_Record excerpts_.
## Begin

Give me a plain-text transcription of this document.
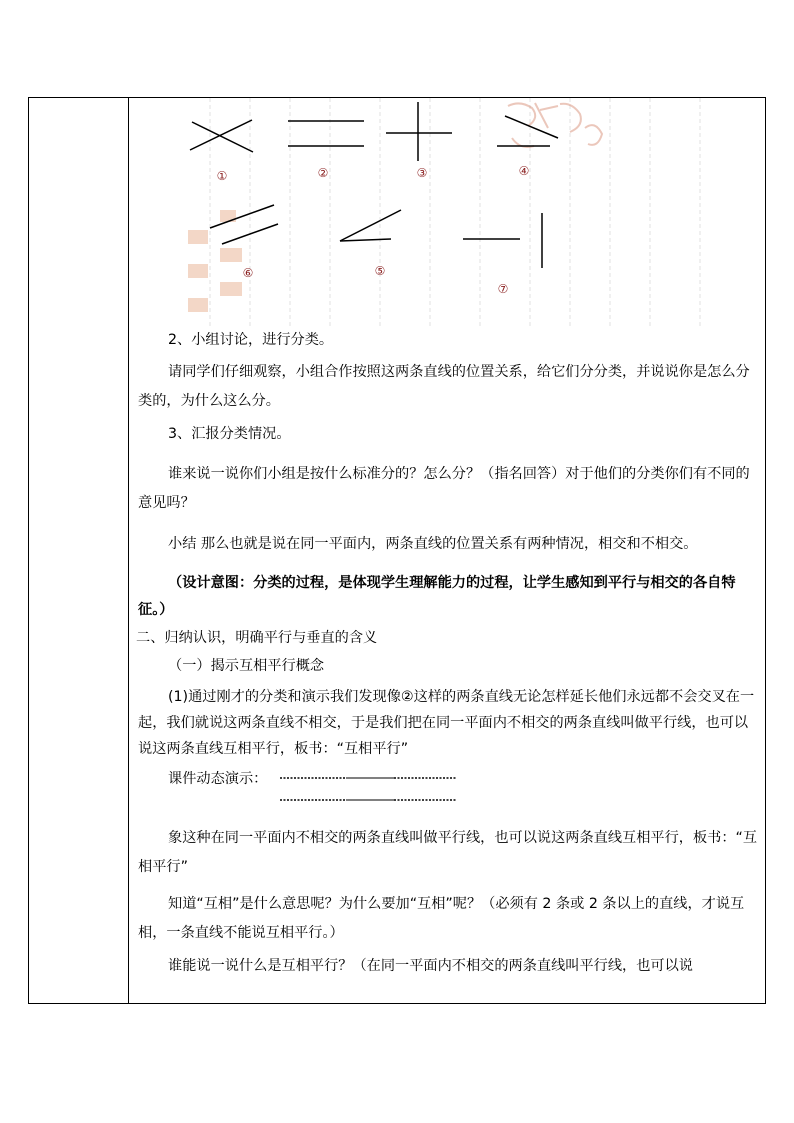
①	②	③	④
⑤
⑥
⑦

2、小组讨论，进行分类。

请同学们仔细观察，小组合作按照这两条直线的位置关系，给它们分分类，并说说你是怎么分类的，为什么这么分。

3、汇报分类情况。

谁来说一说你们小组是按什么标准分的？怎么分？（指名回答）对于他们的分类你们有不同的意见吗？

小结 那么也就是说在同一平面内，两条直线的位置关系有两种情况，相交和不相交。

（设计意图：分类的过程，是体现学生理解能力的过程，让学生感知到平行与相交的各自特征。）

二、归纳认识，明确平行与垂直的含义

（一）揭示互相平行概念

(1)通过刚才的分类和演示我们发现像②这样的两条直线无论怎样延长他们永远都不会交叉在一起，我们就说这两条直线不相交，于是我们把在同一平面内不相交的两条直线叫做平行线，也可以说这两条直线互相平行，板书：“互相平行”

课件动态演示：

象这种在同一平面内不相交的两条直线叫做平行线，也可以说这两条直线互相平行，板书：“互相平行”

知道“互相”是什么意思呢？为什么要加“互相”呢？（必须有 2 条或 2 条以上的直线，才说互相，一条直线不能说互相平行。）

谁能说一说什么是互相平行？（在同一平面内不相交的两条直线叫平行线，也可以说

## End

_Short problem_. Copy the listing over exactly, skipping the pictures it holds.

_Worked solution_.
Give me a plain-text transcription of this document.
①	②	③	④
⑤
⑥
⑦

2、小组讨论，进行分类。

请同学们仔细观察，小组合作按照这两条直线的位置关系，给它们分分类，并说说你是怎么分类的，为什么这么分。

3、汇报分类情况。

谁来说一说你们小组是按什么标准分的？怎么分？（指名回答）对于他们的分类你们有不同的意见吗？

小结 那么也就是说在同一平面内，两条直线的位置关系有两种情况，相交和不相交。

（设计意图：分类的过程，是体现学生理解能力的过程，让学生感知到平行与相交的各自特征。）

二、归纳认识，明确平行与垂直的含义

（一）揭示互相平行概念

(1)通过刚才的分类和演示我们发现像②这样的两条直线无论怎样延长他们永远都不会交叉在一起，我们就说这两条直线不相交，于是我们把在同一平面内不相交的两条直线叫做平行线，也可以说这两条直线互相平行，板书：“互相平行”

课件动态演示：

象这种在同一平面内不相交的两条直线叫做平行线，也可以说这两条直线互相平行，板书：“互相平行”

知道“互相”是什么意思呢？为什么要加“互相”呢？（必须有 2 条或 2 条以上的直线，才说互相，一条直线不能说互相平行。）

谁能说一说什么是互相平行？（在同一平面内不相交的两条直线叫平行线，也可以说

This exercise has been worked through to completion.